_Task_
Every line that contains the word "name" should be copied.

_Supplied records_
= = =

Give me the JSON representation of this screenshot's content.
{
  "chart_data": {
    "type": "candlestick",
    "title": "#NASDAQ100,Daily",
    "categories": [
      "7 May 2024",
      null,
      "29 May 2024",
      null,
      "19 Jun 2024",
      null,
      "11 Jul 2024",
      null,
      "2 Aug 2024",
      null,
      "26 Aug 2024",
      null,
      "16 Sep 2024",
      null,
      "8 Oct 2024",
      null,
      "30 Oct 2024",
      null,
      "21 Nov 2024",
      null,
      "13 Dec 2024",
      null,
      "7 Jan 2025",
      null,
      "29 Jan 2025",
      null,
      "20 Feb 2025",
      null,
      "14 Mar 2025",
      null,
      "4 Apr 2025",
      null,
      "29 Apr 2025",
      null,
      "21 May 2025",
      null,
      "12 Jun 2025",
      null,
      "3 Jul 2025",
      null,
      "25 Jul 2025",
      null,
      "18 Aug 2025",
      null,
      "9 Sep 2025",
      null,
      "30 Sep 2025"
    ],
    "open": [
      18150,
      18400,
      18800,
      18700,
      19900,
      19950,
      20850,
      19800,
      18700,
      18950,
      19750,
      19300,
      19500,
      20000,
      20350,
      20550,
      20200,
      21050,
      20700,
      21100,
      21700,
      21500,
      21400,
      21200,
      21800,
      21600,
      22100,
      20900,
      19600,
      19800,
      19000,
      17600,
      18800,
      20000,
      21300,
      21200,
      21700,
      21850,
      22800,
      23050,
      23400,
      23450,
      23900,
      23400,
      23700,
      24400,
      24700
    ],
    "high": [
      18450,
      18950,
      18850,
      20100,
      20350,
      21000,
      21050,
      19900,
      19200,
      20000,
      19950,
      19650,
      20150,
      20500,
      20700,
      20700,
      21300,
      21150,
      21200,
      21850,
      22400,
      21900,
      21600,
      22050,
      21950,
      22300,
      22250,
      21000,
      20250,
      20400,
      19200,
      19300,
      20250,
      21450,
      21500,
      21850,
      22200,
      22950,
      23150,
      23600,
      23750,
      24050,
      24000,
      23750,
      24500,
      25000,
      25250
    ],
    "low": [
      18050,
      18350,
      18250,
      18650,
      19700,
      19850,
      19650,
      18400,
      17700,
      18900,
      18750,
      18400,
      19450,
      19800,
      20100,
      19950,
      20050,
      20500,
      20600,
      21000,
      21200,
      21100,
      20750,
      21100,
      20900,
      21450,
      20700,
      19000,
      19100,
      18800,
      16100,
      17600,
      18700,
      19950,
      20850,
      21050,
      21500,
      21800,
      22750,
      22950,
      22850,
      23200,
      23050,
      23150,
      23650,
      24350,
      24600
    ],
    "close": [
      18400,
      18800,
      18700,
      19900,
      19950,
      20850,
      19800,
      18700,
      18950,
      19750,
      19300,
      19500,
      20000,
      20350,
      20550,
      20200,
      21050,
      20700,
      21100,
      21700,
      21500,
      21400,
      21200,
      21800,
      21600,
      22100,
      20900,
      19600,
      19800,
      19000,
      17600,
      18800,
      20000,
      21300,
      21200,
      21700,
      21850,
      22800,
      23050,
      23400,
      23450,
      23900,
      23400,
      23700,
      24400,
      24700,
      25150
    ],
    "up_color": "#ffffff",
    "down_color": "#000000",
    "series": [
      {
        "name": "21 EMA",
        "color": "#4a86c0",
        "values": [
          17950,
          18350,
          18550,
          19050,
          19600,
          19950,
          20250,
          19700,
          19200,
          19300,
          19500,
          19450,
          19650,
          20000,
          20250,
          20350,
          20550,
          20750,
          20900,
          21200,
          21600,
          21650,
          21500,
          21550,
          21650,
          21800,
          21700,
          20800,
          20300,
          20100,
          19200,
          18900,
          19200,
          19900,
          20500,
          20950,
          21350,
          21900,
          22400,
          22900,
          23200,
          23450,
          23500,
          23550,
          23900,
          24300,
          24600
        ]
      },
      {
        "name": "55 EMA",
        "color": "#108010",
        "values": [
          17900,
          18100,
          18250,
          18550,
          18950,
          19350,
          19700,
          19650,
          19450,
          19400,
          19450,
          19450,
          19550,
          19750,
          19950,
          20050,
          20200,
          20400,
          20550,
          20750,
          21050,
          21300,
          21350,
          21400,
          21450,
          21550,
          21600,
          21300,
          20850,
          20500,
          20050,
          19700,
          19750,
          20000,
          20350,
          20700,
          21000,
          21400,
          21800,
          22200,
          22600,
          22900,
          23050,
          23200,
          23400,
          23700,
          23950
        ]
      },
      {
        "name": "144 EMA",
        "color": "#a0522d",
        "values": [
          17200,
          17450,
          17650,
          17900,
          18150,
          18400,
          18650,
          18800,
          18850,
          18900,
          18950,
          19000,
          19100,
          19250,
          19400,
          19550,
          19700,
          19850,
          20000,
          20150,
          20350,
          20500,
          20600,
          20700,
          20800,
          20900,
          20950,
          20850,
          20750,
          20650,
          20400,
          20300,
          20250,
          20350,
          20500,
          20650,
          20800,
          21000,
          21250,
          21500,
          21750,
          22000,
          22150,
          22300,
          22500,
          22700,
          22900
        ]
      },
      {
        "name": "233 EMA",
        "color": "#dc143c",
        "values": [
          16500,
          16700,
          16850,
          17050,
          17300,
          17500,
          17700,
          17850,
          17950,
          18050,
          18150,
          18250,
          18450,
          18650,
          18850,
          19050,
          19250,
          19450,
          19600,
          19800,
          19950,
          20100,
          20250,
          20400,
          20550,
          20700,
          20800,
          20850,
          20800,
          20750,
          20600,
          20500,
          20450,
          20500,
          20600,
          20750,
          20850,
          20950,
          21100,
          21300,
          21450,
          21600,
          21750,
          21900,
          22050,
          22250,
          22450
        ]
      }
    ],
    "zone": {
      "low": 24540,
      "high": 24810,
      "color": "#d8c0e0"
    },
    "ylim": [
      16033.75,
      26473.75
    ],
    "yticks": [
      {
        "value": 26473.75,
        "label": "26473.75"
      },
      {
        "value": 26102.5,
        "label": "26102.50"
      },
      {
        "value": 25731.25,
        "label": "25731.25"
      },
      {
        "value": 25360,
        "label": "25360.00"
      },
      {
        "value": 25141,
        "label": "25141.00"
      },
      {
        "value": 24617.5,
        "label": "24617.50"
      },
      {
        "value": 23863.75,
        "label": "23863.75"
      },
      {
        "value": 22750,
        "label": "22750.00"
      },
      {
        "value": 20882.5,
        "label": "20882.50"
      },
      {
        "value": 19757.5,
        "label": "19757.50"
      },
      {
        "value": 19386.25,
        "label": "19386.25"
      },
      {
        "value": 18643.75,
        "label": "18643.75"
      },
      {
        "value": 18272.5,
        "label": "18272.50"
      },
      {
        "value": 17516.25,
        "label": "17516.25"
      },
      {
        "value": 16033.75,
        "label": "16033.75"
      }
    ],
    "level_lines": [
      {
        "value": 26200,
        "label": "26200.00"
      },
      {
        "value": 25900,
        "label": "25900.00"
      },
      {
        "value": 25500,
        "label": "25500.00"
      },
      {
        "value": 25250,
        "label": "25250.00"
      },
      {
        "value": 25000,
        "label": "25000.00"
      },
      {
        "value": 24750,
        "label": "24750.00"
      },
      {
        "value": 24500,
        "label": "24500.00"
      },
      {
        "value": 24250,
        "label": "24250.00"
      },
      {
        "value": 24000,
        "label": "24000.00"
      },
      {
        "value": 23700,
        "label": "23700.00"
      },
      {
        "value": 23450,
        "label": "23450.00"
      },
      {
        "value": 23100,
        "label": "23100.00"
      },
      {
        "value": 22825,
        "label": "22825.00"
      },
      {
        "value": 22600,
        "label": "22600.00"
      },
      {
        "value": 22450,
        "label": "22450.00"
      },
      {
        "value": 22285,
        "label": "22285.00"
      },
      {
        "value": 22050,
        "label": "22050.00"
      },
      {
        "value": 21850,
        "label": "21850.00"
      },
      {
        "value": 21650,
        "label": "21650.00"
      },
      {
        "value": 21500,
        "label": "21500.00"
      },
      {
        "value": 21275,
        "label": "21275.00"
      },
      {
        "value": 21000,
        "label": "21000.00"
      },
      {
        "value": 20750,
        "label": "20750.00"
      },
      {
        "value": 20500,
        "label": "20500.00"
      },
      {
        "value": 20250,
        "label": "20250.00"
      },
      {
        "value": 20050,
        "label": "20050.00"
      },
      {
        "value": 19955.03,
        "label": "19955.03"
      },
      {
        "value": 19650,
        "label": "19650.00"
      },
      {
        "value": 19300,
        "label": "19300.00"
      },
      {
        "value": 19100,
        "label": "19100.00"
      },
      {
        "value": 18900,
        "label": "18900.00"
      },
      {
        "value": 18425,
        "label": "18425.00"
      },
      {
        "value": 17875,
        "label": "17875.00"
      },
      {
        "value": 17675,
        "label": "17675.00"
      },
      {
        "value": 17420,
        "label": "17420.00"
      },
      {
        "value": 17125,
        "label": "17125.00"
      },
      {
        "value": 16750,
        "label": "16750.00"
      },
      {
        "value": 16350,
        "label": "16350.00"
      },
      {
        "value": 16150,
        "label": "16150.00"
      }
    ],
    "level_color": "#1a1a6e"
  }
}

= = =

_Response for this exercise_
        "name": "21 EMA",
        "name": "55 EMA",
        "name": "144 EMA",
        "name": "233 EMA",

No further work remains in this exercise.